— START ENTRIES —

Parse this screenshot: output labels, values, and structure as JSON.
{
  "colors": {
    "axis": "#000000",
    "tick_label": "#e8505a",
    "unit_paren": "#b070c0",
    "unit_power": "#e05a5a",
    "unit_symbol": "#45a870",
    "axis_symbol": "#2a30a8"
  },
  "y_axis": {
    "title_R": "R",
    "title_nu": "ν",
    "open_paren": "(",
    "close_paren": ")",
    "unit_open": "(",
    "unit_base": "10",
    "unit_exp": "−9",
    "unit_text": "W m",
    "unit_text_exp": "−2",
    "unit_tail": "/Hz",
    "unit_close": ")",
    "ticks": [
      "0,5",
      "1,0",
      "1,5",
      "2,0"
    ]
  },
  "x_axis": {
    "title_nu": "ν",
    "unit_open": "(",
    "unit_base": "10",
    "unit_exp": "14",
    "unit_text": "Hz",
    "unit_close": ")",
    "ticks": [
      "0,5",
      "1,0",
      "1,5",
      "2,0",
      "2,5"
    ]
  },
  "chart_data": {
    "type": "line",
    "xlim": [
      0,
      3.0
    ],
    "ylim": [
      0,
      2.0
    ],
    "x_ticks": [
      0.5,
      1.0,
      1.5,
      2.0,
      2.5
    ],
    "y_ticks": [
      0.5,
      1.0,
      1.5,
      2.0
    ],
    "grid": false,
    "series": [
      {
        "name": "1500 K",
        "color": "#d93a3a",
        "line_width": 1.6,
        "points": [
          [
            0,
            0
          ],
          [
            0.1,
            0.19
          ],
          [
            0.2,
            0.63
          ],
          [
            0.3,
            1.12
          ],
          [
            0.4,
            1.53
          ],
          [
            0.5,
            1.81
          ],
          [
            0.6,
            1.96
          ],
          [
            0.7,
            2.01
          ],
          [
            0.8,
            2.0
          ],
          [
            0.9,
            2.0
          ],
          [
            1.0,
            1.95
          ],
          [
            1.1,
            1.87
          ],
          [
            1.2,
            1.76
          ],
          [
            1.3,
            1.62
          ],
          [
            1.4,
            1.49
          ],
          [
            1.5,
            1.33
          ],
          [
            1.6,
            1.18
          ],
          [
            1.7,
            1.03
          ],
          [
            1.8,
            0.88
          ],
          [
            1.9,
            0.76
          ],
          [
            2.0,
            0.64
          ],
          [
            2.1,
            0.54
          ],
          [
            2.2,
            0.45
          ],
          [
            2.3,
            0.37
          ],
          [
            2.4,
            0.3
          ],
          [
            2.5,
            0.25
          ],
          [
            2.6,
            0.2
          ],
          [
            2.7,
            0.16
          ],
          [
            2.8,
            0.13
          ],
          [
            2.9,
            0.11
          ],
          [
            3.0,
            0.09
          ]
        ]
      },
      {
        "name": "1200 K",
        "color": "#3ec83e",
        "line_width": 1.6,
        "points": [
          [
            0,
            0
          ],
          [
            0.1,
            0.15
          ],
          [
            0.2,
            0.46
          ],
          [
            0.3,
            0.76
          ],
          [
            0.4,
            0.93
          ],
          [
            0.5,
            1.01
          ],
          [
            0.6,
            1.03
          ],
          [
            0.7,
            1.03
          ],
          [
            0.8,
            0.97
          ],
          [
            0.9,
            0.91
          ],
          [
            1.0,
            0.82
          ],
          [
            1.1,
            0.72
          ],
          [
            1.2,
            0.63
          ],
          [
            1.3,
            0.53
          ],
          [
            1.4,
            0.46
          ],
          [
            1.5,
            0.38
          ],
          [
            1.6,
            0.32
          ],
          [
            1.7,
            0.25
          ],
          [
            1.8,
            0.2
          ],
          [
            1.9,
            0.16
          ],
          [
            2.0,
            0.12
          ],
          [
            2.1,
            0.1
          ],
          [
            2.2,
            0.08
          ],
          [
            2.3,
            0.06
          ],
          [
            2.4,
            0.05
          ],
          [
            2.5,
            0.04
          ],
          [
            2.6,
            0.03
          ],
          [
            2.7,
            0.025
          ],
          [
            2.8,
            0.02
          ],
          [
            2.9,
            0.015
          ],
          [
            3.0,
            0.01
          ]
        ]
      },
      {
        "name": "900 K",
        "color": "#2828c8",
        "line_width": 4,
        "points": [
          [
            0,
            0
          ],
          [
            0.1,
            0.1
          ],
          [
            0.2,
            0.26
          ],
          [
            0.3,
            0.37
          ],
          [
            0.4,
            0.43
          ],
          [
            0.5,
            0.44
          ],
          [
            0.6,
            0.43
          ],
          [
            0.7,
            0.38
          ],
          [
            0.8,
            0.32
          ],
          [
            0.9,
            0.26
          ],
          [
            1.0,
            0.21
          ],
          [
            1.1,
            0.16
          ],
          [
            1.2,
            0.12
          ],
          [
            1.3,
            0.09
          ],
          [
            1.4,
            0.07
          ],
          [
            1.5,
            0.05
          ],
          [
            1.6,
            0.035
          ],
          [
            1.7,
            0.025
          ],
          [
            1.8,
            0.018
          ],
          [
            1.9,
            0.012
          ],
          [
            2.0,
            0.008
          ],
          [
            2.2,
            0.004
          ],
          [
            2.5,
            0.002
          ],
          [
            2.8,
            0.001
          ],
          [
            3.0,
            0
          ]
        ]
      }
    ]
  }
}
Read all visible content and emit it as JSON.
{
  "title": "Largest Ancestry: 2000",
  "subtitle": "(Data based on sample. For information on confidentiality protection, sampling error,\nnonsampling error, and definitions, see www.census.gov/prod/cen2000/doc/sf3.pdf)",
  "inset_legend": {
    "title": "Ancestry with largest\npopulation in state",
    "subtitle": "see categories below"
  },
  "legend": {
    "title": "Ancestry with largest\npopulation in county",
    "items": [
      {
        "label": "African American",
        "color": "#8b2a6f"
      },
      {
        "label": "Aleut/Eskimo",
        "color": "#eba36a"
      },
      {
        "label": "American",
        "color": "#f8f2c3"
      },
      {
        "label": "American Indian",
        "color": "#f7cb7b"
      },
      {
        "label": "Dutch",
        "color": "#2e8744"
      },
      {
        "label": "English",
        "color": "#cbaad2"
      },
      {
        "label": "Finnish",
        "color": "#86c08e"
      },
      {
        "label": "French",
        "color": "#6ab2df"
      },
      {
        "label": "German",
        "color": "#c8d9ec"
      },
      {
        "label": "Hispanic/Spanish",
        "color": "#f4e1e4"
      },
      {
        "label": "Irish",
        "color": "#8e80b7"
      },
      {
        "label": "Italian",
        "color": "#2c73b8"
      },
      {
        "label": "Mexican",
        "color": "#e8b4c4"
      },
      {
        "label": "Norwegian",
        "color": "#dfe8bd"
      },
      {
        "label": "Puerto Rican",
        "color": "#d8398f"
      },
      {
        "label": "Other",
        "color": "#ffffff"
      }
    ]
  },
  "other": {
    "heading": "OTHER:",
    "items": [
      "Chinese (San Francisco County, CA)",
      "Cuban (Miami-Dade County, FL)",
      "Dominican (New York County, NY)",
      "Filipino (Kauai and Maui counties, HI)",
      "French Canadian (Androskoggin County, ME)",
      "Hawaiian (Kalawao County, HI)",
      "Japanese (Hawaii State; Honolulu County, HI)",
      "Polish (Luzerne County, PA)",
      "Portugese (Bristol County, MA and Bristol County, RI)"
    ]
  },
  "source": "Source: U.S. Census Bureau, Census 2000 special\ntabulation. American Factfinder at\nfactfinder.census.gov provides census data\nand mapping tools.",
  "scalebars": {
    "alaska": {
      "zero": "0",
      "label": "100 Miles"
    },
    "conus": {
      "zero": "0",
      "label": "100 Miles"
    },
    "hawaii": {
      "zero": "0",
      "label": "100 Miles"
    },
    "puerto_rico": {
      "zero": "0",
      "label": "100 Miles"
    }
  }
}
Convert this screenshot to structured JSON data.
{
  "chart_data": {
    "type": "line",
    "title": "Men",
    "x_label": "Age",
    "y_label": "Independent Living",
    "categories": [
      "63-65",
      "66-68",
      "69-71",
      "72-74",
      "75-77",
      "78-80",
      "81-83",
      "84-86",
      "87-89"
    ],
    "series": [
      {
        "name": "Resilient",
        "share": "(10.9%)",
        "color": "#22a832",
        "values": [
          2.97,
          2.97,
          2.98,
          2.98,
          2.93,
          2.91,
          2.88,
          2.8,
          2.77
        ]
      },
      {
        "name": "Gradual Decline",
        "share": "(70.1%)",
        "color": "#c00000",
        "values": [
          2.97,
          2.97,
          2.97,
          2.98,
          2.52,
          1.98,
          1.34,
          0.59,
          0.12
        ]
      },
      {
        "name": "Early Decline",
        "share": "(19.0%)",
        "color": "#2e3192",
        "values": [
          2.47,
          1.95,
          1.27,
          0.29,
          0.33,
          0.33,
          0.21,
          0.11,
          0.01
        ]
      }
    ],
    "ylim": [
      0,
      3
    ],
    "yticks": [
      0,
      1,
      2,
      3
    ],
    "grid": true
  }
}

— END ENTRIES —

Report each line in the data that holds the word "American".

        "label": "African American",
        "label": "American",
        "label": "American Indian",
  "source": "Source: U.S. Census Bureau, Census 2000 special\ntabulation. American Factfinder at\nfactfinder.census.gov provides census data\nand mapping tools.",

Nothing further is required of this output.